Отрывок из текста »
══════

Еще большую диспропорциональность можно обнаружить, изучая серию трикотажных изделий, входивших в коллекцию весна – лето 1999, которые я нашла в Институте костюма [Метрополитен-музея] и антверпенском MoMu. Пряжа, использовавшаяся для их изготовления, имеет толщину веревки, рисунок вязки укрупнен, так что сами вещи, громоздкие и страшно тяжелые, делают человека комично неуклюжим. Комический эффект усиливается, когда вспоминаешь о том, что их роднит с идеалом модного тела, воплощенным в кукле Барби. (Присутствие образа Барби на воображаемом полотне, аллегорически представляющем визуальный строй современной моды, подтверждает тот факт, что в разное время в создании гардероба этой куклы принимали участие многие авторитетные бренды, в том числе Marc Jacobs, Calvin Klein, Hermès, Prada и Claude Montana.)

══════

Записи с данными:
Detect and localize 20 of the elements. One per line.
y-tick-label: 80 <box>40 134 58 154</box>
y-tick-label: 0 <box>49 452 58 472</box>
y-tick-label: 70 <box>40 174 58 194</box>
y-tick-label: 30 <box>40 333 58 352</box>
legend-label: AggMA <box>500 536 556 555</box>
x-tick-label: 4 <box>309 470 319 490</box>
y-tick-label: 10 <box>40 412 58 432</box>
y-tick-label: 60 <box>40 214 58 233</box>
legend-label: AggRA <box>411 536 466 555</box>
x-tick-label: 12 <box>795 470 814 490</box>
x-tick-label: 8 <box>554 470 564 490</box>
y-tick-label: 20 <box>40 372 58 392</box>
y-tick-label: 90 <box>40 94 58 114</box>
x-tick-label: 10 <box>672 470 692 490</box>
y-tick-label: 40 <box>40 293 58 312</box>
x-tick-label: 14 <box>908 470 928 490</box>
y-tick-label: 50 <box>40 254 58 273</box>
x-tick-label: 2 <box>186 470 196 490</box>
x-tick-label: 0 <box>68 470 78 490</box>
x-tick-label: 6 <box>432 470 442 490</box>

══════

Задания »
1: Какова толщина пряжи, из которой связаны изделия, описанные в отрывке?
2: Перепишите из отрывка дословно фрагмент, начинающийся словами «Еще большую диспропорциональность» и заканчивающийся словами «и Claude Montana.)».

Список решений »
1: Пряжа имеет толщину веревки.

2:
Еще большую диспропорциональность можно обнаружить, изучая серию трикотажных изделий, входивших в коллекцию весна – лето 1999, которые я нашла в Институте костюма [Метрополитен-музея] и антверпенском MoMu. Пряжа, использовавшаяся для их изготовления, имеет толщину веревки, рисунок вязки укрупнен, так что сами вещи, громоздкие и страшно тяжелые, делают человека комично неуклюжим. Комический эффект усиливается, когда вспоминаешь о том, что их роднит с идеалом модного тела, воплощенным в кукле Барби. (Присутствие образа Барби на воображаемом полотне, аллегорически представляющем визуальный строй современной моды, подтверждает тот факт, что в разное время в создании гардероба этой куклы принимали участие многие авторитетные бренды, в том числе Marc Jacobs, Calvin Klein, Hermès, Prada и Claude Montana.)